● **Given problem**:
Transcribe the listing word for word.

● **Saved data entries**:
◆ ◆ ◆ ◆ ◆

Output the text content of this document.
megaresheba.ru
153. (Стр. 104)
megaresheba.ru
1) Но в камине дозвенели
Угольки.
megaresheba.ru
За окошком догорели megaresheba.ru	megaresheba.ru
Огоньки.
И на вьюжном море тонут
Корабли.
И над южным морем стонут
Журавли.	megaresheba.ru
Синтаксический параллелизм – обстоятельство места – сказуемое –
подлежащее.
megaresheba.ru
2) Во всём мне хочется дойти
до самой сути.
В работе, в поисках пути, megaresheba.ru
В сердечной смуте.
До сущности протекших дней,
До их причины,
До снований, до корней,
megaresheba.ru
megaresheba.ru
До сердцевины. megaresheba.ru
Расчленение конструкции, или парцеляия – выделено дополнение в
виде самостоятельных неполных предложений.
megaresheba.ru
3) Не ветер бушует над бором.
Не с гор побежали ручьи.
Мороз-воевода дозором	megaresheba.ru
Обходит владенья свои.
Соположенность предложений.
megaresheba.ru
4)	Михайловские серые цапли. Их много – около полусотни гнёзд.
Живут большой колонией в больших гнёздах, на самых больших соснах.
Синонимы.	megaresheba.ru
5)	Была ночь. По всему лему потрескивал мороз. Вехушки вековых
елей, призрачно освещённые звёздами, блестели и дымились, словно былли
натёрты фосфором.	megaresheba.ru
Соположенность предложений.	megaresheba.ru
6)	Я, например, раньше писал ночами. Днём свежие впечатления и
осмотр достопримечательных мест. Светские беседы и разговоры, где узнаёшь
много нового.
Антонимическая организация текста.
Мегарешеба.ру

◆ ◆ ◆ ◆ ◆

● **Task result**:
Output the text content of this document.
megaresheba.ru
153. (Стр. 104)
megaresheba.ru
1) Но в камине дозвенели
Угольки.
megaresheba.ru
За окошком догорели megaresheba.ru	megaresheba.ru
Огоньки.
И на вьюжном море тонут
Корабли.
И над южным морем стонут
Журавли.	megaresheba.ru
Синтаксический параллелизм – обстоятельство места – сказуемое –
подлежащее.
megaresheba.ru
2) Во всём мне хочется дойти
до самой сути.
В работе, в поисках пути, megaresheba.ru
В сердечной смуте.
До сущности протекших дней,
До их причины,
До снований, до корней,
megaresheba.ru
megaresheba.ru
До сердцевины. megaresheba.ru
Расчленение конструкции, или парцеляия – выделено дополнение в
виде самостоятельных неполных предложений.
megaresheba.ru
3) Не ветер бушует над бором.
Не с гор побежали ручьи.
Мороз-воевода дозором	megaresheba.ru
Обходит владенья свои.
Соположенность предложений.
megaresheba.ru
4)	Михайловские серые цапли. Их много – около полусотни гнёзд.
Живут большой колонией в больших гнёздах, на самых больших соснах.
Синонимы.	megaresheba.ru
5)	Была ночь. По всему лему потрескивал мороз. Вехушки вековых
елей, призрачно освещённые звёздами, блестели и дымились, словно былли
натёрты фосфором.	megaresheba.ru
Соположенность предложений.	megaresheba.ru
6)	Я, например, раньше писал ночами. Днём свежие впечатления и
осмотр достопримечательных мест. Светские беседы и разговоры, где узнаёшь
много нового.
Антонимическая организация текста.
Мегарешеба.ру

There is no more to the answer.